---------- Data excerpts ----------

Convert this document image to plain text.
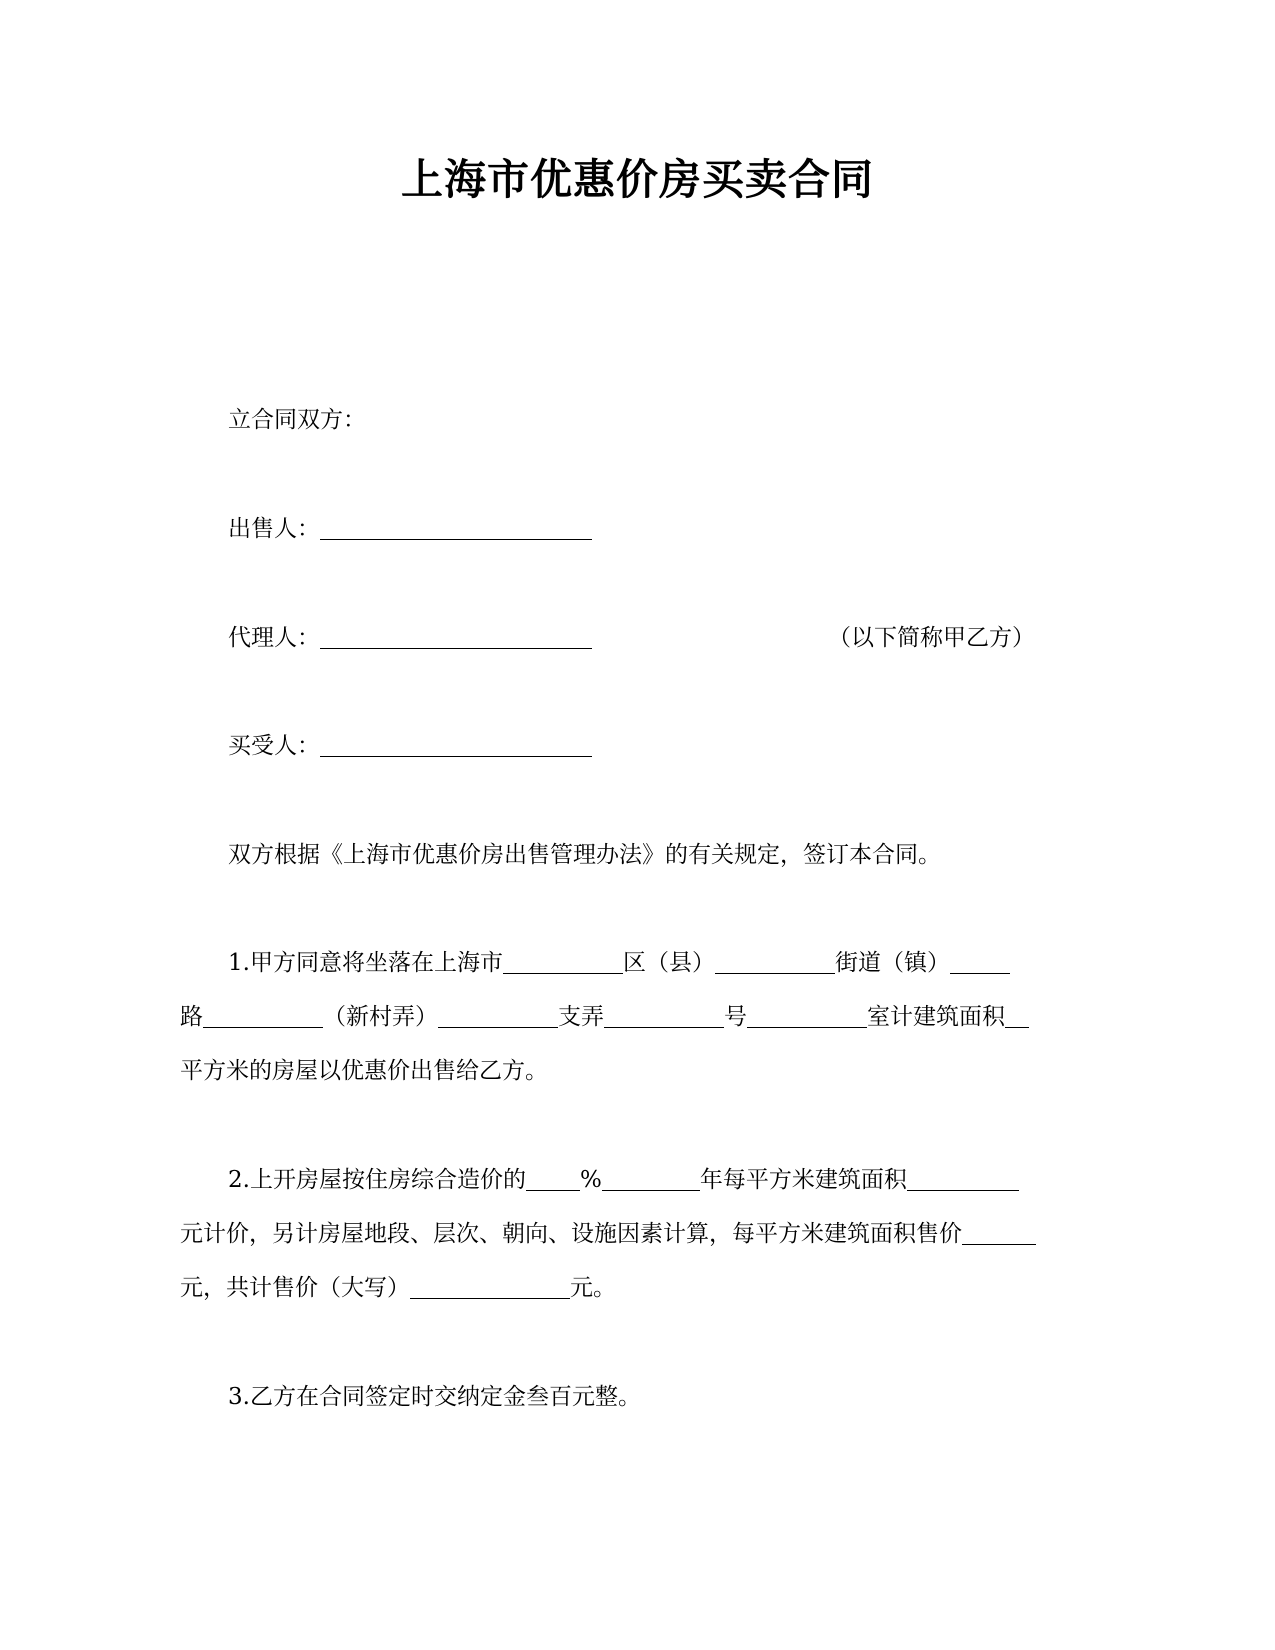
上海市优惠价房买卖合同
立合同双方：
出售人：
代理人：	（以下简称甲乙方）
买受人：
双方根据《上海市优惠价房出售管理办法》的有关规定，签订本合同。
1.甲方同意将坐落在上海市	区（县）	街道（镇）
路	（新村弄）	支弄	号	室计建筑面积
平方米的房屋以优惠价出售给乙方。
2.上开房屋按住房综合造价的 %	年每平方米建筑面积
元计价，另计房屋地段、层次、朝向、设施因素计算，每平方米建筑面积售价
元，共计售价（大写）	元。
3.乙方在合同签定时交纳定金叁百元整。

----------
---------- Data excerpts ----------

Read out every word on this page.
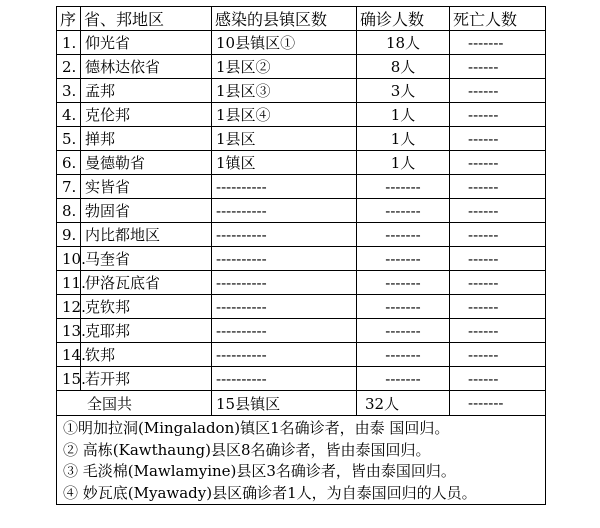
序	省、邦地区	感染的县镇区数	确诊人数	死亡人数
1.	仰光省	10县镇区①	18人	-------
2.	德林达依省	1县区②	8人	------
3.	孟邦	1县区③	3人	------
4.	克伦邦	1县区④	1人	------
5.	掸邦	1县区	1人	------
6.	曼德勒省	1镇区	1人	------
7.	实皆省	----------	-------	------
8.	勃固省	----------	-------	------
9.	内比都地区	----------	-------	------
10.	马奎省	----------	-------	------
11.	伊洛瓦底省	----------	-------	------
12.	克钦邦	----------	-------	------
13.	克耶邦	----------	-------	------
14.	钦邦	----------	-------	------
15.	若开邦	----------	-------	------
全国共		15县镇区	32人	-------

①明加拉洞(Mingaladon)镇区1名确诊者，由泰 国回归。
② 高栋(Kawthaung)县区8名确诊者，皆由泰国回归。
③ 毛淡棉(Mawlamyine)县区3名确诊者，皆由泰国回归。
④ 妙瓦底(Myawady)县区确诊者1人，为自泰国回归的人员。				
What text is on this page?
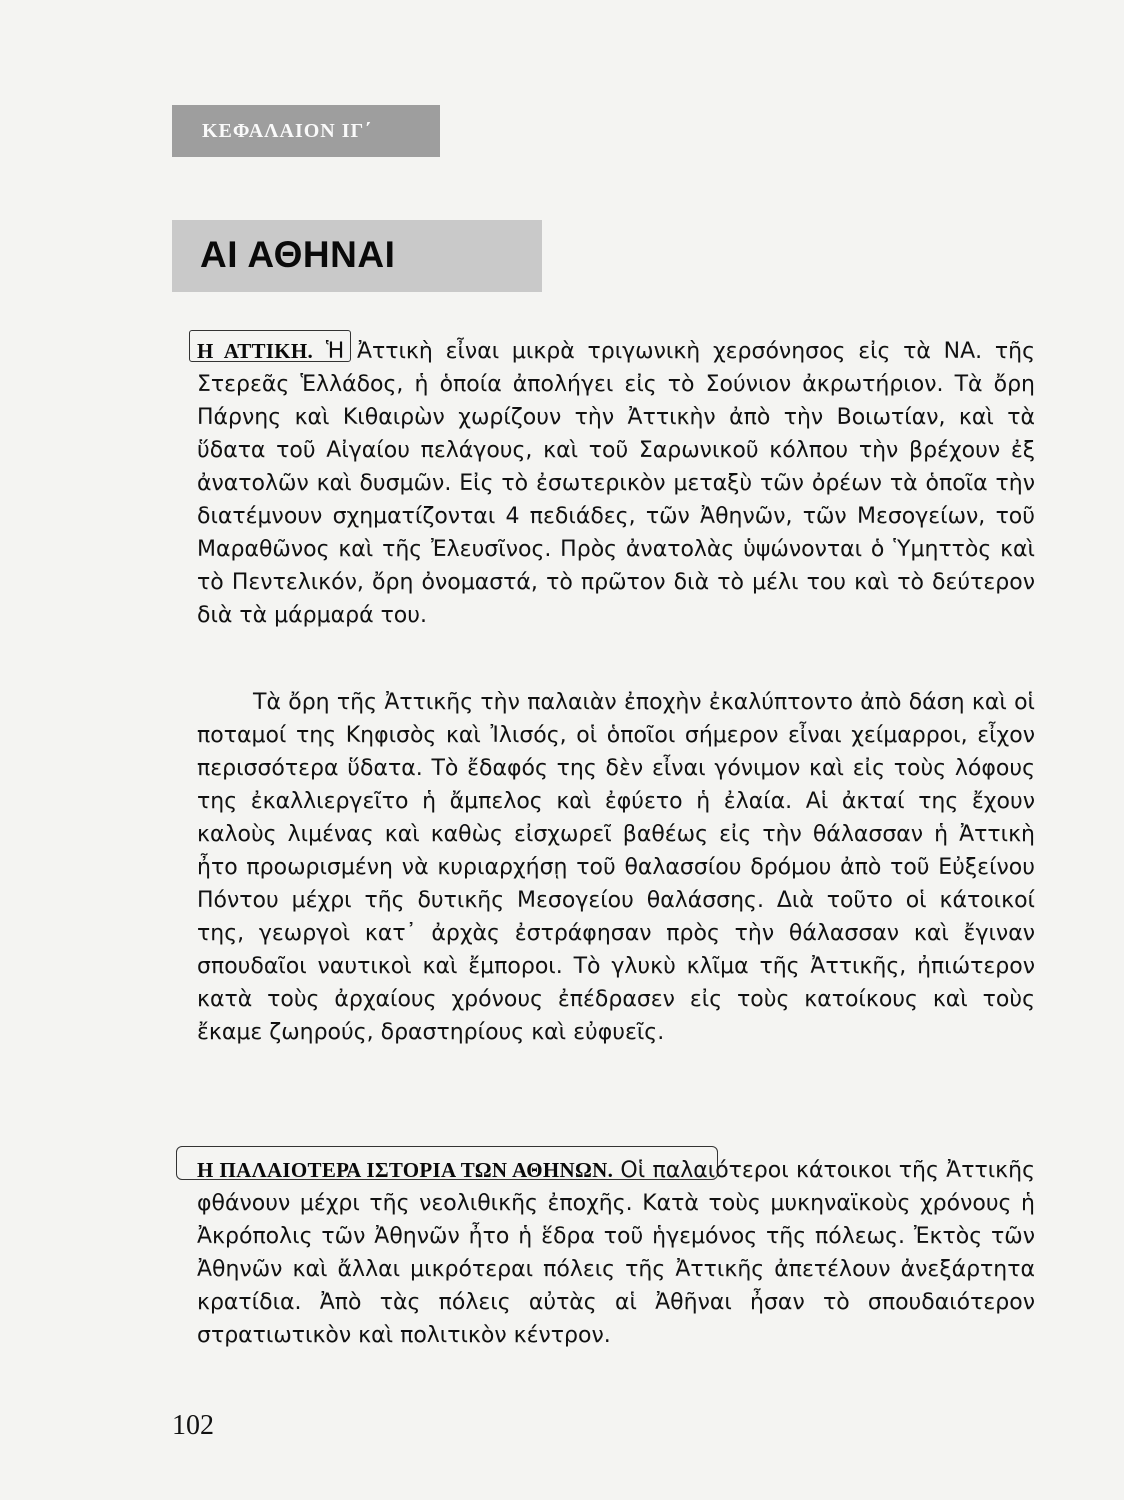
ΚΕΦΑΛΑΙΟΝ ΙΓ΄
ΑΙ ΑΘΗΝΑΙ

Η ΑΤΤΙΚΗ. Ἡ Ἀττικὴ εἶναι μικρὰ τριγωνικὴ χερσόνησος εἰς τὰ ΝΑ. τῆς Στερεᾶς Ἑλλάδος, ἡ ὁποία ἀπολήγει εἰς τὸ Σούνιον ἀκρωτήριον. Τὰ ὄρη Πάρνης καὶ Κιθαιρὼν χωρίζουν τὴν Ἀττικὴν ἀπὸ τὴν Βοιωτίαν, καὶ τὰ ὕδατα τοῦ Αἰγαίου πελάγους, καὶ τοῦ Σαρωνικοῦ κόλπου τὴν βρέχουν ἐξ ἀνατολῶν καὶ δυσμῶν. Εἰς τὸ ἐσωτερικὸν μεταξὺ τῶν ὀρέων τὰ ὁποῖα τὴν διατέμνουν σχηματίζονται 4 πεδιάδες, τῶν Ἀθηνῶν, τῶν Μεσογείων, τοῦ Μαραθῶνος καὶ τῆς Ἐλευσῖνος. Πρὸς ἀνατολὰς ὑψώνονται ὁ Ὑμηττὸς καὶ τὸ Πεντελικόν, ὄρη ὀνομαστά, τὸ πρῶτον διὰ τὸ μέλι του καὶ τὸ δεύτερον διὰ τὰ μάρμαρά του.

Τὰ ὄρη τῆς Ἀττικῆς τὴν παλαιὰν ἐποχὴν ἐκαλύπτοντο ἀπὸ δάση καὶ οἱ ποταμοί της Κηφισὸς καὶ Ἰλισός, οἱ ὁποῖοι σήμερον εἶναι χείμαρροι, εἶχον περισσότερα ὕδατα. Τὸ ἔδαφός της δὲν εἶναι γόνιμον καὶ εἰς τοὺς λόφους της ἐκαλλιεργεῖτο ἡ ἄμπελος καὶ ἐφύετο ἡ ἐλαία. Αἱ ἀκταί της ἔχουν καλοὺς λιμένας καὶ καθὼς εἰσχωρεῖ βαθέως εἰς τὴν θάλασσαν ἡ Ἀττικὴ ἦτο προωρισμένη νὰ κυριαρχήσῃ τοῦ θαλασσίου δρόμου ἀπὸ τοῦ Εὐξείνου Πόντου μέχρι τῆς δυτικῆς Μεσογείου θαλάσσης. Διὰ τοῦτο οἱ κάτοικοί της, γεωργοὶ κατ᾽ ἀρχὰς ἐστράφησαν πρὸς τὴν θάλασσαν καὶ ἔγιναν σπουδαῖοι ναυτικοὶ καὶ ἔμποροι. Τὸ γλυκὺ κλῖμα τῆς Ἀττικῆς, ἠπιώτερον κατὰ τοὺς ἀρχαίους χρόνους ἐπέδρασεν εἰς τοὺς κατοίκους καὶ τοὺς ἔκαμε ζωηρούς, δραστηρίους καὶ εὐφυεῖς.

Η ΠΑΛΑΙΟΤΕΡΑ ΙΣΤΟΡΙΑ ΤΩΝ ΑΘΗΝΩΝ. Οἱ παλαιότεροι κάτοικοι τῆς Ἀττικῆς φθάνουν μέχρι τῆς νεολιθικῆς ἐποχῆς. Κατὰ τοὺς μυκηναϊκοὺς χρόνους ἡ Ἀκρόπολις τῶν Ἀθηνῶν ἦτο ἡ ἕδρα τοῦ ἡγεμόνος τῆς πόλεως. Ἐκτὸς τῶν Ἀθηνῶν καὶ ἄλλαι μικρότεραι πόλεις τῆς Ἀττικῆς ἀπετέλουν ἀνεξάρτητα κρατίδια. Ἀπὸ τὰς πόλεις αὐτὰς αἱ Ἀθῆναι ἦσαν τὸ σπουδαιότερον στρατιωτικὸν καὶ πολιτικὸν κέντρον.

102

----------
---------- Data excerpts ----------

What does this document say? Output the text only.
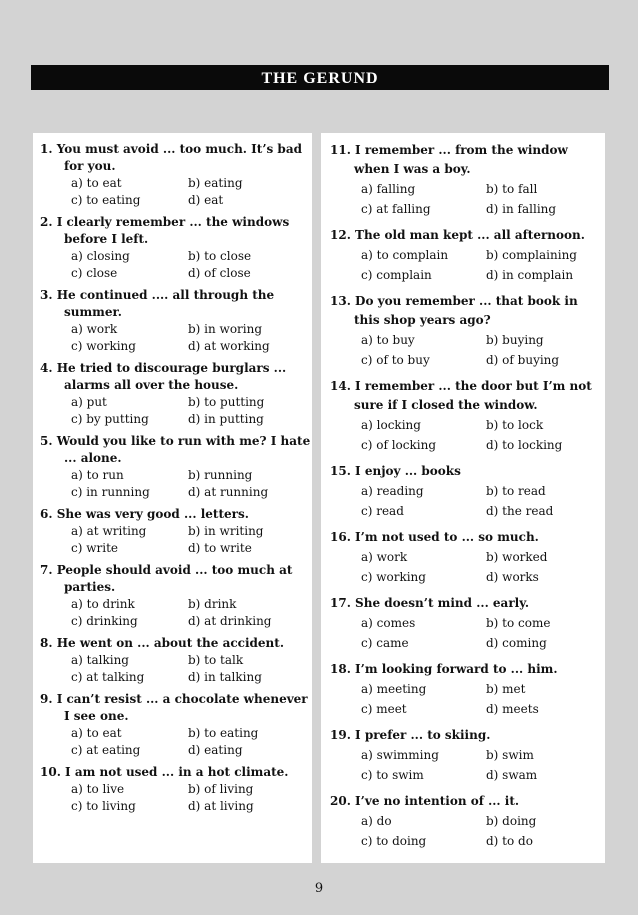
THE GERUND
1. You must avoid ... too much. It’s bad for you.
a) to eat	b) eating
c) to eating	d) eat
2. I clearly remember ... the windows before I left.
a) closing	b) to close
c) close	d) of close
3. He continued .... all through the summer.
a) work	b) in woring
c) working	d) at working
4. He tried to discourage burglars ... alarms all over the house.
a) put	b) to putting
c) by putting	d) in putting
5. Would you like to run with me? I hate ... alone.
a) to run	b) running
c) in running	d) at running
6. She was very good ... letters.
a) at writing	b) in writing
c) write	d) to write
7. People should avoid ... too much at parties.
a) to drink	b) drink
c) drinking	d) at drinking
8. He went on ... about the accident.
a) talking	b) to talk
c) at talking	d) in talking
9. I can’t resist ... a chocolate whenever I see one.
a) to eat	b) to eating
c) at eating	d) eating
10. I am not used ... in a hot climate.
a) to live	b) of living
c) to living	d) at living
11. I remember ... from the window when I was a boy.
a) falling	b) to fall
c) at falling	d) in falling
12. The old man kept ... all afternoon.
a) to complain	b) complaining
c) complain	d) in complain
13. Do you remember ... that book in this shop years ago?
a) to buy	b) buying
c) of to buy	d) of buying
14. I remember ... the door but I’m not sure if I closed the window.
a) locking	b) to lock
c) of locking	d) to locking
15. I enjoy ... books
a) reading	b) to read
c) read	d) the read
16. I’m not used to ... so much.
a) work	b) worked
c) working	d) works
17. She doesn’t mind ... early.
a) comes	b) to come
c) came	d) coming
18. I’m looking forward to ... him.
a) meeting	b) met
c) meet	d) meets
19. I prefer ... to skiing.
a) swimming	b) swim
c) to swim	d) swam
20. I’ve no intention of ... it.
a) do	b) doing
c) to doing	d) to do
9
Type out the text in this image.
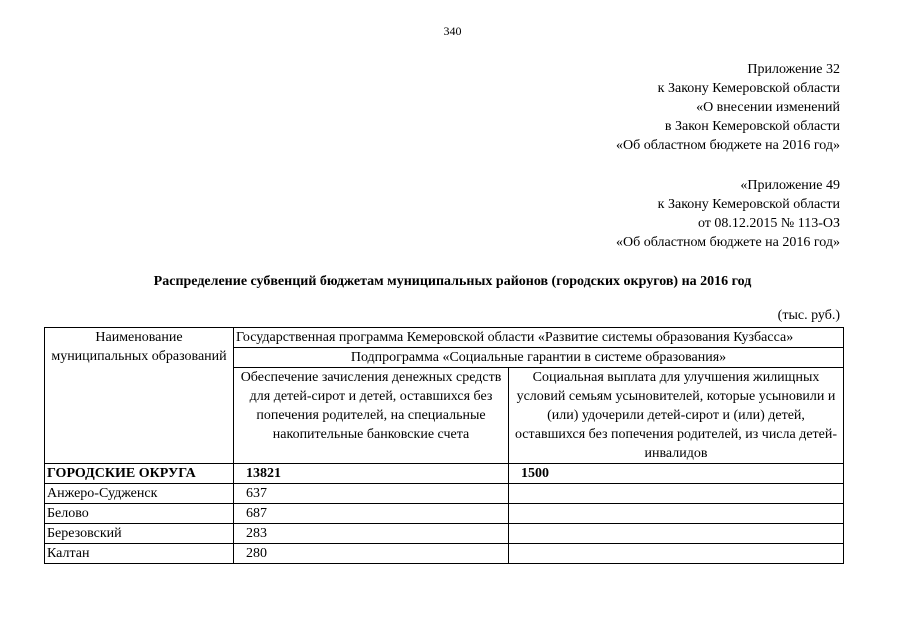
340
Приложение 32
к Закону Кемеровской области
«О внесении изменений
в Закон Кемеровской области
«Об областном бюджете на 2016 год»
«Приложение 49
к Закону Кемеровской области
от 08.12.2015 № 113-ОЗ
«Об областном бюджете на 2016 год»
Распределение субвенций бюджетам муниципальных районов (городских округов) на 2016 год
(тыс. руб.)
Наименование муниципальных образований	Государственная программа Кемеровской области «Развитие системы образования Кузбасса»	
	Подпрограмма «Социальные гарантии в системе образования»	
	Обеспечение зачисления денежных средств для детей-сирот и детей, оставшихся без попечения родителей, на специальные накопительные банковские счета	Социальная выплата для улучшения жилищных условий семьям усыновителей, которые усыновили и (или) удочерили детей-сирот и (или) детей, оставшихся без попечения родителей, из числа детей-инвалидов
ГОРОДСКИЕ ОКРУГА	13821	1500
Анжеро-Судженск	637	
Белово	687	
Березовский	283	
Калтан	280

----------

- Given exercise
Reply with the number of lines in the preceding entries that contain "Ἀθηνῶν", and no other words.

- Final answer
2